GIVEN TASK:
Find each line containing the word "Joana" and report how many there are. Add nothing else.

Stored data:
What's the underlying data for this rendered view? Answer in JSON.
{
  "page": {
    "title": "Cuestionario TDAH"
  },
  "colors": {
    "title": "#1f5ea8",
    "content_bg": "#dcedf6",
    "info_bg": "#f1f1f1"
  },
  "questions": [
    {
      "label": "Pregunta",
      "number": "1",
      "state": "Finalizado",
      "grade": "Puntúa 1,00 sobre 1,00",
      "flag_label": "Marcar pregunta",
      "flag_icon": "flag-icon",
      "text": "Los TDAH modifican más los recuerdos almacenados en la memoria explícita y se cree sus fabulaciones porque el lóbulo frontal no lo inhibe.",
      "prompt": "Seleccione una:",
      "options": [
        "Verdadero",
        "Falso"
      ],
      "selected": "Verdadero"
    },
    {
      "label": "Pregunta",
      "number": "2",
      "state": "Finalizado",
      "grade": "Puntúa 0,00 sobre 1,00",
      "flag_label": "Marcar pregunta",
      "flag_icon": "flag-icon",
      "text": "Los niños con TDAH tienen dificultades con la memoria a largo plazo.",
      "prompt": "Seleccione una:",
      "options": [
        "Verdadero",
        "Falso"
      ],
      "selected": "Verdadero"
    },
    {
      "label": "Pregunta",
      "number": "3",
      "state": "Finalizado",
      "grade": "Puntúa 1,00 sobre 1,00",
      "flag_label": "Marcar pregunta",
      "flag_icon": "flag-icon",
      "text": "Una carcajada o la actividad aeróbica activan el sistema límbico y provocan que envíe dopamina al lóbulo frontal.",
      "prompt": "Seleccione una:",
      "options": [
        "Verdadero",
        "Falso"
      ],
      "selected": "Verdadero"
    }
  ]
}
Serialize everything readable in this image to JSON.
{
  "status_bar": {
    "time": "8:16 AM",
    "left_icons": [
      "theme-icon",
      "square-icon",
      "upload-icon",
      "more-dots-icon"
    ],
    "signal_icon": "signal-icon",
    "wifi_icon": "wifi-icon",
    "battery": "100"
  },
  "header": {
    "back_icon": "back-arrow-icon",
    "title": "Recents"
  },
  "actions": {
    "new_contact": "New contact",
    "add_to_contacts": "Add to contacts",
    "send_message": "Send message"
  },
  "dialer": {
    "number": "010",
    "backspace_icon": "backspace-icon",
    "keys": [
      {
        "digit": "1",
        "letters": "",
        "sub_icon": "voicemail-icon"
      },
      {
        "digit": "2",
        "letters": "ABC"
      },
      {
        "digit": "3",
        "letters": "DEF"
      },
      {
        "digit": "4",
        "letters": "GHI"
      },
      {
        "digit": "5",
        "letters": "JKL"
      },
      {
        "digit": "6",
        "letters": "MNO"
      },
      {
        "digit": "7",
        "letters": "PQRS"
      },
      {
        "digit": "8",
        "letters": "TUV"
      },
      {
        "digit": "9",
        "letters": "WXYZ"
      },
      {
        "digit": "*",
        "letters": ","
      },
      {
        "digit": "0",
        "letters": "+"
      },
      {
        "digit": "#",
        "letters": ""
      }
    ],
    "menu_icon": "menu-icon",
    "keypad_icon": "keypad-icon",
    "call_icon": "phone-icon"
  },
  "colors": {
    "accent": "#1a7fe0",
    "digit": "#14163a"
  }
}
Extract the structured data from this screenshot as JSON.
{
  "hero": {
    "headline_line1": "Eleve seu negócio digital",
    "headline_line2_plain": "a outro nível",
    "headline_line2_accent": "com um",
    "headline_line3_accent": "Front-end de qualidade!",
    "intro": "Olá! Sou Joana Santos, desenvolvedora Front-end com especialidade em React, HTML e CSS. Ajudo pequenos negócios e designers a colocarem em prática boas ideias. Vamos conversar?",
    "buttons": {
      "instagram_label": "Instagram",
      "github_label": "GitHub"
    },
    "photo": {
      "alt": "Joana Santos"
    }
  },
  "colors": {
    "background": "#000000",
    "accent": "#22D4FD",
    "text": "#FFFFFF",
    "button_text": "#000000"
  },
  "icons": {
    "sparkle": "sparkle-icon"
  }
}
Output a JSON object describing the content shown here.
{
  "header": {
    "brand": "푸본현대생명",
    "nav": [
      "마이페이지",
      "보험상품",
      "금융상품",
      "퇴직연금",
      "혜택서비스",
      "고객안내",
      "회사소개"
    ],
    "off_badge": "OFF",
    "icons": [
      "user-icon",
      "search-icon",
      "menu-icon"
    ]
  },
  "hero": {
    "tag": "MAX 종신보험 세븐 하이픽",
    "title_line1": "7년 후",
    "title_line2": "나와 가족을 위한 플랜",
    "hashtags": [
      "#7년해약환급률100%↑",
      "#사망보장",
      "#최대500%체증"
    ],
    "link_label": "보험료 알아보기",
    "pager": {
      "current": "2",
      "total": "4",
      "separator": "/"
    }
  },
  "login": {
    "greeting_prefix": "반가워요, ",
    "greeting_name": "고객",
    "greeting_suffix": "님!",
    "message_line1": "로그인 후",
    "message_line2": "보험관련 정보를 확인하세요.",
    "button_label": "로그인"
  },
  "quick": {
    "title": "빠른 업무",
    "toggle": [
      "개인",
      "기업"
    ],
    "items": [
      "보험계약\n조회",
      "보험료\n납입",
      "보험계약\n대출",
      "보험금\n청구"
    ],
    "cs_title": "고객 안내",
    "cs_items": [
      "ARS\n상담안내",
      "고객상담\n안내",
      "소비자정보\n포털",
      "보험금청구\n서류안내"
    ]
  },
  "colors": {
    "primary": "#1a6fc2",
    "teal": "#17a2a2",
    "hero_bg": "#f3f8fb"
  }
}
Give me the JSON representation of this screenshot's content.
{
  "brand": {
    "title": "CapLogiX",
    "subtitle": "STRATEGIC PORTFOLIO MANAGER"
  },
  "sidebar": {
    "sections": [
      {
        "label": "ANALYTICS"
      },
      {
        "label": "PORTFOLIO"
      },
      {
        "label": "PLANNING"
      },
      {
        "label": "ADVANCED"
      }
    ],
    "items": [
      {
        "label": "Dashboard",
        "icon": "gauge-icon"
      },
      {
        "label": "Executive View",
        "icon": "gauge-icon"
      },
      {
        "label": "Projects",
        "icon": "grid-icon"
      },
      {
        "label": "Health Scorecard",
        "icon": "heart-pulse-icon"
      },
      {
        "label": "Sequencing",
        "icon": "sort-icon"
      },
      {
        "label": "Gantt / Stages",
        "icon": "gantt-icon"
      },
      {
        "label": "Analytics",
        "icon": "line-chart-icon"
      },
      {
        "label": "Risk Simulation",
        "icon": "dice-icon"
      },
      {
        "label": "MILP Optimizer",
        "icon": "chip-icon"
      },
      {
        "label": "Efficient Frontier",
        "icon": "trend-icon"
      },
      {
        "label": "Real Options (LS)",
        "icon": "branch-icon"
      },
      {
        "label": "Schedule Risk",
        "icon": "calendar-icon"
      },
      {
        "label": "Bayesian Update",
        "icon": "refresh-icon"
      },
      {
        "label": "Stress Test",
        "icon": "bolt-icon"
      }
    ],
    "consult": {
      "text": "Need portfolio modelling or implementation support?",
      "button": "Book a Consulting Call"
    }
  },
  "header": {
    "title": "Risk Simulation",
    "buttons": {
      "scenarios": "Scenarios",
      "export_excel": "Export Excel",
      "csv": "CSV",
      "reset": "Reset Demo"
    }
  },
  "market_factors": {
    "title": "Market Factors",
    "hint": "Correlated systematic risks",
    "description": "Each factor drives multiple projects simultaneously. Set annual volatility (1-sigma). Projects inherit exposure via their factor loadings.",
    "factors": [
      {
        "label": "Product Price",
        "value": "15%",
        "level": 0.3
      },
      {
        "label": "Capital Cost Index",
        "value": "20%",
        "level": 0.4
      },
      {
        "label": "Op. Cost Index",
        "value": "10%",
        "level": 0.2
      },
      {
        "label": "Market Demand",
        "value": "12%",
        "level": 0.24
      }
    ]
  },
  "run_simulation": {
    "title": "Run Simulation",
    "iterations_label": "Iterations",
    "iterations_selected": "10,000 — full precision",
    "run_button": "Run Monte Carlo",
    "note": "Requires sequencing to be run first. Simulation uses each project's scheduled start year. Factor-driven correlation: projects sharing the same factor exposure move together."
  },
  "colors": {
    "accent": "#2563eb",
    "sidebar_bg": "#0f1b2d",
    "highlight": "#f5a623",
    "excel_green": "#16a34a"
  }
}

REPLY TO THE EXERCISE:
2